▶ _Short task_: Every line that holds "class" should be shown.

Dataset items
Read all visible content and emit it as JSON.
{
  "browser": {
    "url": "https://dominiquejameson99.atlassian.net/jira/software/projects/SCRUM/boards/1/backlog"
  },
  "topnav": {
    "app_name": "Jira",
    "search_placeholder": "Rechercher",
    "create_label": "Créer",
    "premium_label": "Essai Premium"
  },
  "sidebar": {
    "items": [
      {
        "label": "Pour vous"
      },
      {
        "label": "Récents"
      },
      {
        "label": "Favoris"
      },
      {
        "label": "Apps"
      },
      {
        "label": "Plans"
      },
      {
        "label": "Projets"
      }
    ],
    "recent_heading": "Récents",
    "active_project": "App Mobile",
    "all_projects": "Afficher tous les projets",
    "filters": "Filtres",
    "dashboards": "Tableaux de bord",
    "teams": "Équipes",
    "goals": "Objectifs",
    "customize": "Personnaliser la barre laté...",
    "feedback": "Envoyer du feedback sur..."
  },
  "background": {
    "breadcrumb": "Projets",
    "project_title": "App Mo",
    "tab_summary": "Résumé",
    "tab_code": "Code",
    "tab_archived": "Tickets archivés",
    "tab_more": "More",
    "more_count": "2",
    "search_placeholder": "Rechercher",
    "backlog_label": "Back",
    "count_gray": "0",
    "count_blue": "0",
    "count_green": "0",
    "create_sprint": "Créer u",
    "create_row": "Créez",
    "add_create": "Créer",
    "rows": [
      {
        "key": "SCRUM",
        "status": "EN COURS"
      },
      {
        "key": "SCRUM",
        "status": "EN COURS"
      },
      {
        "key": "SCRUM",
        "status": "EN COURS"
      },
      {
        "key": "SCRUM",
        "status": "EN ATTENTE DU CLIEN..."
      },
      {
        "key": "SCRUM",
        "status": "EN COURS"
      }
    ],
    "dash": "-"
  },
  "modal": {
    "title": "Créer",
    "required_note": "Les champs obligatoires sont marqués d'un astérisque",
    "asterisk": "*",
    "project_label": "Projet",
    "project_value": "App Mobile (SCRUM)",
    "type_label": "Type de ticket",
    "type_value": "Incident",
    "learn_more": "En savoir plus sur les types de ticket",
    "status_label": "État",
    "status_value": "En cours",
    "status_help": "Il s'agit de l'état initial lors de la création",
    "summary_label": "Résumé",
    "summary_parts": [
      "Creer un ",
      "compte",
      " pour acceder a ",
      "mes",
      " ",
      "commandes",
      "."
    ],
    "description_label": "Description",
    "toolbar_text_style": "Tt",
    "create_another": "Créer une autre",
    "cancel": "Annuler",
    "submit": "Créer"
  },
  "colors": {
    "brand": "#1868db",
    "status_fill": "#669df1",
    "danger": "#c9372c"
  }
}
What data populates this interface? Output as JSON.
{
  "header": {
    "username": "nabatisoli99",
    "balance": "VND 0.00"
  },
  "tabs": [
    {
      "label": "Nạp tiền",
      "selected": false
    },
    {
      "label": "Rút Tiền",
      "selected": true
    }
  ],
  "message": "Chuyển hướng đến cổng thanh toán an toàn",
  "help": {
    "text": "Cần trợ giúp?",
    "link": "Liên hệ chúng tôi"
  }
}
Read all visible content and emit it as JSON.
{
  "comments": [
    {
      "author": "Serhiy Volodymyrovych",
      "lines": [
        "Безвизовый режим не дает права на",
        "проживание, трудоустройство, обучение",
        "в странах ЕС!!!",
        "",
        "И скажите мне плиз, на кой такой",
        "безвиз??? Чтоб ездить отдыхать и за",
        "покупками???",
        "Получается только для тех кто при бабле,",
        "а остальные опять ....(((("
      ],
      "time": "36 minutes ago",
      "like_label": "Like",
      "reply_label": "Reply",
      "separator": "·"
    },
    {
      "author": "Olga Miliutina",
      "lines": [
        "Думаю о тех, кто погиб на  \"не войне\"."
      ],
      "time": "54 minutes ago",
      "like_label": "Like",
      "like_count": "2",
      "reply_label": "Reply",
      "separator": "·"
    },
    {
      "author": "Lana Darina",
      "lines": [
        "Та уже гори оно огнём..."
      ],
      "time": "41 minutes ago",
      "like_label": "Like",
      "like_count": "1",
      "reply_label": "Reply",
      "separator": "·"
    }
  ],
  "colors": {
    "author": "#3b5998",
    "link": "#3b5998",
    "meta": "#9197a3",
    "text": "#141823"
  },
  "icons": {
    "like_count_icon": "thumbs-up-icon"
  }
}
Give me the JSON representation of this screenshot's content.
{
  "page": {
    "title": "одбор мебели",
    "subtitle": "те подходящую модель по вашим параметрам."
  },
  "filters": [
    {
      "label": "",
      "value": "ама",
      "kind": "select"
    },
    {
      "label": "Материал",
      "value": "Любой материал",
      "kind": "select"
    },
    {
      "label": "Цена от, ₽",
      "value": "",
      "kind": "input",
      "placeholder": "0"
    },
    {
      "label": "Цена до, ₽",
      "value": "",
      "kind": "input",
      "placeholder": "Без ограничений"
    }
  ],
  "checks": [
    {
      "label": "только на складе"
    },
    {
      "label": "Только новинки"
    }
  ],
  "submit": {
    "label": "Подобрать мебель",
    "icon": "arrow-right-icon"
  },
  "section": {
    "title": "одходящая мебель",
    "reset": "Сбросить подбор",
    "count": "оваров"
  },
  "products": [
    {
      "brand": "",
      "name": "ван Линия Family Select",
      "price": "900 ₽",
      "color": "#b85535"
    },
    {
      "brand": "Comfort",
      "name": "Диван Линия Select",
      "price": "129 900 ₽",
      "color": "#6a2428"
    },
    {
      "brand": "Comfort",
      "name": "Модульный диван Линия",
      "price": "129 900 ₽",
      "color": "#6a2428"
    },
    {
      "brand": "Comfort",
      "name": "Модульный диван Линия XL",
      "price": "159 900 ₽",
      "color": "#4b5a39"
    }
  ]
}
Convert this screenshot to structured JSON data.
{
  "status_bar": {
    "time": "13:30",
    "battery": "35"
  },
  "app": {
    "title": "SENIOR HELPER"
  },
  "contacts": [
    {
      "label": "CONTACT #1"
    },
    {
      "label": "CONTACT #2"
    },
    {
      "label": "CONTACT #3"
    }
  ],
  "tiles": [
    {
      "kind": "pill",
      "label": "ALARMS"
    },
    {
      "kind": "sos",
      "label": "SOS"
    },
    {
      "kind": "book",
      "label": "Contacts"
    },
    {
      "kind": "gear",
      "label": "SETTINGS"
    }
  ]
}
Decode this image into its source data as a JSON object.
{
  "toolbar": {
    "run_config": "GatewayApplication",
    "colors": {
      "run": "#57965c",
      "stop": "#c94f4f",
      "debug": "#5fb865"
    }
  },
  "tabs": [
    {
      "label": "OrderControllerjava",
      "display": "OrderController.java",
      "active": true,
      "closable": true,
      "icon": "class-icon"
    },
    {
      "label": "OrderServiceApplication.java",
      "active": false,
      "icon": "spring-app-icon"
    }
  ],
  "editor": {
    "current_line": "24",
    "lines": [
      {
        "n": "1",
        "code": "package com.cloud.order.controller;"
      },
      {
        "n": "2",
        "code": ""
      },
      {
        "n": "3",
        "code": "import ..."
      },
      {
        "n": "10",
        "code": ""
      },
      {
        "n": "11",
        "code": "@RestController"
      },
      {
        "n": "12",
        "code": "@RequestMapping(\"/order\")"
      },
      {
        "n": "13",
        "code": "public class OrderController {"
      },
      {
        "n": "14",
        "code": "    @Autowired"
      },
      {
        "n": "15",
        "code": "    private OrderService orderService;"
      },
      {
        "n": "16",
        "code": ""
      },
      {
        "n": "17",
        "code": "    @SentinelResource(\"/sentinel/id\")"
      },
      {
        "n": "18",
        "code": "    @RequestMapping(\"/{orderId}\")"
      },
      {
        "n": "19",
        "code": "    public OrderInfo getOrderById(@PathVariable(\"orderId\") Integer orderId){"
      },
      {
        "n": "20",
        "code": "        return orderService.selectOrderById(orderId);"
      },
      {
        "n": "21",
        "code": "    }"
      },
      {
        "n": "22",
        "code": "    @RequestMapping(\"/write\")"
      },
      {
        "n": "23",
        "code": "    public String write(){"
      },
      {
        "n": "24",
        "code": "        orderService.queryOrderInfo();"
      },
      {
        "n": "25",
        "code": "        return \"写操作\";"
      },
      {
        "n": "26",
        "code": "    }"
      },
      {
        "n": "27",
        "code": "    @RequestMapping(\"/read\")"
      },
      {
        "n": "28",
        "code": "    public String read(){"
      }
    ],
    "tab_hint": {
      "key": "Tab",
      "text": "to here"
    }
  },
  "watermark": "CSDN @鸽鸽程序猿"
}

▶ _Response_:
      "icon": "class-icon"
        "code": "public class OrderController {"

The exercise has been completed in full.